# Job
Word for word, repeat the entries, minus the pictures.

[START OF Dataset content]

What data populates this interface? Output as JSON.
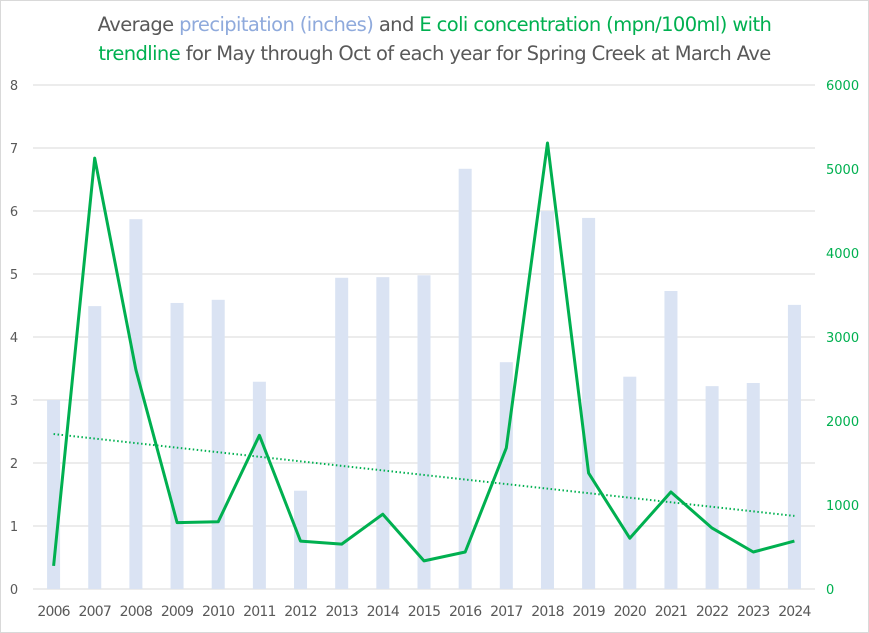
{
  "chart_data": {
    "type": "bar",
    "title_parts": [
      {
        "text": "Average ",
        "color": "#595959"
      },
      {
        "text": "precipitation (inches)",
        "color": "#8FAADC"
      },
      {
        "text": " and ",
        "color": "#595959"
      },
      {
        "text": "E coli concentration (mpn/100ml) with",
        "color": "#00B050"
      },
      {
        "text": "trendline",
        "color": "#00B050"
      },
      {
        "text": " for May through Oct of each year for Spring Creek at March Ave",
        "color": "#595959"
      }
    ],
    "title": "Average precipitation (inches) and E coli concentration (mpn/100ml) with trendline for May through Oct of each year for Spring Creek at March Ave",
    "categories": [
      "2006",
      "2007",
      "2008",
      "2009",
      "2010",
      "2011",
      "2012",
      "2013",
      "2014",
      "2015",
      "2016",
      "2017",
      "2018",
      "2019",
      "2020",
      "2021",
      "2022",
      "2023",
      "2024"
    ],
    "series": [
      {
        "name": "Average precipitation (inches)",
        "type": "bar",
        "axis": "left",
        "color": "#DAE3F3",
        "values": [
          3.0,
          4.49,
          5.87,
          4.54,
          4.59,
          3.29,
          1.56,
          4.94,
          4.95,
          4.98,
          6.67,
          3.6,
          6.0,
          5.89,
          3.37,
          4.73,
          3.22,
          3.27,
          4.51
        ]
      },
      {
        "name": "E coli concentration (mpn/100ml)",
        "type": "line",
        "axis": "right",
        "color": "#00B050",
        "values": [
          275,
          5130,
          2610,
          790,
          800,
          1830,
          570,
          535,
          890,
          335,
          440,
          1680,
          5310,
          1380,
          605,
          1155,
          725,
          440,
          570
        ]
      },
      {
        "name": "E coli trendline",
        "type": "trendline-linear",
        "axis": "right",
        "color": "#00B050",
        "start": 1845,
        "end": 870
      }
    ],
    "left_axis": {
      "min": 0,
      "max": 8,
      "ticks": [
        "0",
        "1",
        "2",
        "3",
        "4",
        "5",
        "6",
        "7",
        "8"
      ],
      "color": "#595959"
    },
    "right_axis": {
      "min": 0,
      "max": 6000,
      "ticks": [
        "0",
        "1000",
        "2000",
        "3000",
        "4000",
        "5000",
        "6000"
      ],
      "color": "#00B050"
    },
    "xlabel": "",
    "ylabel": "",
    "grid": true,
    "legend": "none"
  }
}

[END OF Dataset content]

# Worked answer
What data populates this interface? Output as JSON.
{
  "chart_data": {
    "type": "bar",
    "title_parts": [
      {
        "text": "Average ",
        "color": "#595959"
      },
      {
        "text": "precipitation (inches)",
        "color": "#8FAADC"
      },
      {
        "text": " and ",
        "color": "#595959"
      },
      {
        "text": "E coli concentration (mpn/100ml) with",
        "color": "#00B050"
      },
      {
        "text": "trendline",
        "color": "#00B050"
      },
      {
        "text": " for May through Oct of each year for Spring Creek at March Ave",
        "color": "#595959"
      }
    ],
    "title": "Average precipitation (inches) and E coli concentration (mpn/100ml) with trendline for May through Oct of each year for Spring Creek at March Ave",
    "categories": [
      "2006",
      "2007",
      "2008",
      "2009",
      "2010",
      "2011",
      "2012",
      "2013",
      "2014",
      "2015",
      "2016",
      "2017",
      "2018",
      "2019",
      "2020",
      "2021",
      "2022",
      "2023",
      "2024"
    ],
    "series": [
      {
        "name": "Average precipitation (inches)",
        "type": "bar",
        "axis": "left",
        "color": "#DAE3F3",
        "values": [
          3.0,
          4.49,
          5.87,
          4.54,
          4.59,
          3.29,
          1.56,
          4.94,
          4.95,
          4.98,
          6.67,
          3.6,
          6.0,
          5.89,
          3.37,
          4.73,
          3.22,
          3.27,
          4.51
        ]
      },
      {
        "name": "E coli concentration (mpn/100ml)",
        "type": "line",
        "axis": "right",
        "color": "#00B050",
        "values": [
          275,
          5130,
          2610,
          790,
          800,
          1830,
          570,
          535,
          890,
          335,
          440,
          1680,
          5310,
          1380,
          605,
          1155,
          725,
          440,
          570
        ]
      },
      {
        "name": "E coli trendline",
        "type": "trendline-linear",
        "axis": "right",
        "color": "#00B050",
        "start": 1845,
        "end": 870
      }
    ],
    "left_axis": {
      "min": 0,
      "max": 8,
      "ticks": [
        "0",
        "1",
        "2",
        "3",
        "4",
        "5",
        "6",
        "7",
        "8"
      ],
      "color": "#595959"
    },
    "right_axis": {
      "min": 0,
      "max": 6000,
      "ticks": [
        "0",
        "1000",
        "2000",
        "3000",
        "4000",
        "5000",
        "6000"
      ],
      "color": "#00B050"
    },
    "xlabel": "",
    "ylabel": "",
    "grid": true,
    "legend": "none"
  }
}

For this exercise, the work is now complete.